- STATED GOAL: Gather all lines with "name" from the records.

- LISTED RECORDS:
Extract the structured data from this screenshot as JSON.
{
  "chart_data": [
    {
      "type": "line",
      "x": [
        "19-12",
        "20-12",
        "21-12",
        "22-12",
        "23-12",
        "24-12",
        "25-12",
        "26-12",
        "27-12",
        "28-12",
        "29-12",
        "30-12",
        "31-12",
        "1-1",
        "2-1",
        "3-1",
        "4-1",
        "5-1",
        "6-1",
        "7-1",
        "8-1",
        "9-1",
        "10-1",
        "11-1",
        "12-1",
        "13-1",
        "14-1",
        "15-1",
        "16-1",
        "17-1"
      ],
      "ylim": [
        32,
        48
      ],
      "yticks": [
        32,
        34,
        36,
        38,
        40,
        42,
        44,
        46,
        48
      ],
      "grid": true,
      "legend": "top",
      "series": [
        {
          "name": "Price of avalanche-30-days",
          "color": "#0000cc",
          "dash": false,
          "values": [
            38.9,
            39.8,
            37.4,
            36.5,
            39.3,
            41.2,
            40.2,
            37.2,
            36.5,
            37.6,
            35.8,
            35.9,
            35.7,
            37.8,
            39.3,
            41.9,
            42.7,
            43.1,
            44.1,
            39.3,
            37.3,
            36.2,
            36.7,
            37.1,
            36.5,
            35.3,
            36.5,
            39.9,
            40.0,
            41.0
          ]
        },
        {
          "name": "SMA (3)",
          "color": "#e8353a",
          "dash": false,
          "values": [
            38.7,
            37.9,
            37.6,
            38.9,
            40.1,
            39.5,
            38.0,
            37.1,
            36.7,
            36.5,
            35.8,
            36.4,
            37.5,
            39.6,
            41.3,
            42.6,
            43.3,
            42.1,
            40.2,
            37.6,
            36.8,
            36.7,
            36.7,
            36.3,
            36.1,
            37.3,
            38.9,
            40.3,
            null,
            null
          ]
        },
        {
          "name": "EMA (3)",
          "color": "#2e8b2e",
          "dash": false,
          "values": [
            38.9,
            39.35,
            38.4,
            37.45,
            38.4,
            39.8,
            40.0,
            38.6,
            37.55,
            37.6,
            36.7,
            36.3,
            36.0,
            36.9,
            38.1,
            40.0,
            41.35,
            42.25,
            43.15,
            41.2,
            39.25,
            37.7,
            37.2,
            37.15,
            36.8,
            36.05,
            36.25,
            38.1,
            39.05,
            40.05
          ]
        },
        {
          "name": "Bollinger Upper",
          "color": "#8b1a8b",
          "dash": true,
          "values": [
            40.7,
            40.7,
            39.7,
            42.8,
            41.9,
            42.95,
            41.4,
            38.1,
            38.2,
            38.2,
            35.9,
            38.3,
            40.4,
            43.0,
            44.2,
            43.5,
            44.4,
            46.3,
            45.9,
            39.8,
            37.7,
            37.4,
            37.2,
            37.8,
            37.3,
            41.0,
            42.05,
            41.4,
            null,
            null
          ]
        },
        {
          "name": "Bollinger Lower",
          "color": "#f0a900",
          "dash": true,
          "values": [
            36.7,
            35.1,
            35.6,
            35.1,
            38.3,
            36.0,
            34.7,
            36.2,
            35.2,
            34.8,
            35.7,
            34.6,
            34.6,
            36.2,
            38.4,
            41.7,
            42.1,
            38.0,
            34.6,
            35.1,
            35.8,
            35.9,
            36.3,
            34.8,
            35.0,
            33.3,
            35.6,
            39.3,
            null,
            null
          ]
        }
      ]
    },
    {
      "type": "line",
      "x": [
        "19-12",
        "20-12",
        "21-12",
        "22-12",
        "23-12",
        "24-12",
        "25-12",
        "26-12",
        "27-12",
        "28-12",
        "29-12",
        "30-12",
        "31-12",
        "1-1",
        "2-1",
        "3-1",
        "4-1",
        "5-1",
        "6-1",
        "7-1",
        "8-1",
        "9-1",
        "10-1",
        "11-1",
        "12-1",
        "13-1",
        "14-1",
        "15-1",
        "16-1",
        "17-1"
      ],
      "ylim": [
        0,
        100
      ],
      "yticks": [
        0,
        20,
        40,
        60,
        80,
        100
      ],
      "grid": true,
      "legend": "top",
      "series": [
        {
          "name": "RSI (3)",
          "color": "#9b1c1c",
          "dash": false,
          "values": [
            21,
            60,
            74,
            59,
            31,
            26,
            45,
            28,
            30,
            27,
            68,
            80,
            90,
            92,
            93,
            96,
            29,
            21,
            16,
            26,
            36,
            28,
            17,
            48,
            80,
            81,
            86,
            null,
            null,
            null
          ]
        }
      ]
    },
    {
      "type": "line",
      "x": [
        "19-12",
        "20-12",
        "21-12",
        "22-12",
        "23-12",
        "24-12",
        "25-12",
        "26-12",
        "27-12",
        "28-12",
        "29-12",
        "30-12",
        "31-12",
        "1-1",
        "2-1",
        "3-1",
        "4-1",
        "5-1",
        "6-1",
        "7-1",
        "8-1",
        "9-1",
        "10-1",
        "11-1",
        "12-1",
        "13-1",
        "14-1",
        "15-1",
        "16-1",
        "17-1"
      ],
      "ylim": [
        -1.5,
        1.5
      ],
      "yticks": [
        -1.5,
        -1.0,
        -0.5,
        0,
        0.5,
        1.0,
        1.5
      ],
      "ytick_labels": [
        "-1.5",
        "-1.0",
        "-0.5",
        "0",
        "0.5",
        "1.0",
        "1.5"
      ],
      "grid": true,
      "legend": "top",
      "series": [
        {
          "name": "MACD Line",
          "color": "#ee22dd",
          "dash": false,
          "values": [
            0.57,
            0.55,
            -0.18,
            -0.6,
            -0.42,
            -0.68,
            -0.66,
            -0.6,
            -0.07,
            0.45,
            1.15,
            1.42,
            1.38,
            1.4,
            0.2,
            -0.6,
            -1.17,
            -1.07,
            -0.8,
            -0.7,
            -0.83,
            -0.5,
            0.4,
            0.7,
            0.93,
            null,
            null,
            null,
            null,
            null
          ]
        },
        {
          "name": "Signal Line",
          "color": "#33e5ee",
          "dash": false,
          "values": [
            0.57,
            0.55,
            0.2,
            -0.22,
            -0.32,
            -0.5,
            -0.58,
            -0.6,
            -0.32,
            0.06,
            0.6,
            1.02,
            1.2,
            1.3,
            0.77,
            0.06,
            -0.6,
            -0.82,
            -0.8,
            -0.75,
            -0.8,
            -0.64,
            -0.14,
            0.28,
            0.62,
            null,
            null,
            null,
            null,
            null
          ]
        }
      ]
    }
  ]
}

- RESULT BELOW:
          "name": "Price of avalanche-30-days",
          "name": "SMA (3)",
          "name": "EMA (3)",
          "name": "Bollinger Upper",
          "name": "Bollinger Lower",
          "name": "RSI (3)",
          "name": "MACD Line",
          "name": "Signal Line",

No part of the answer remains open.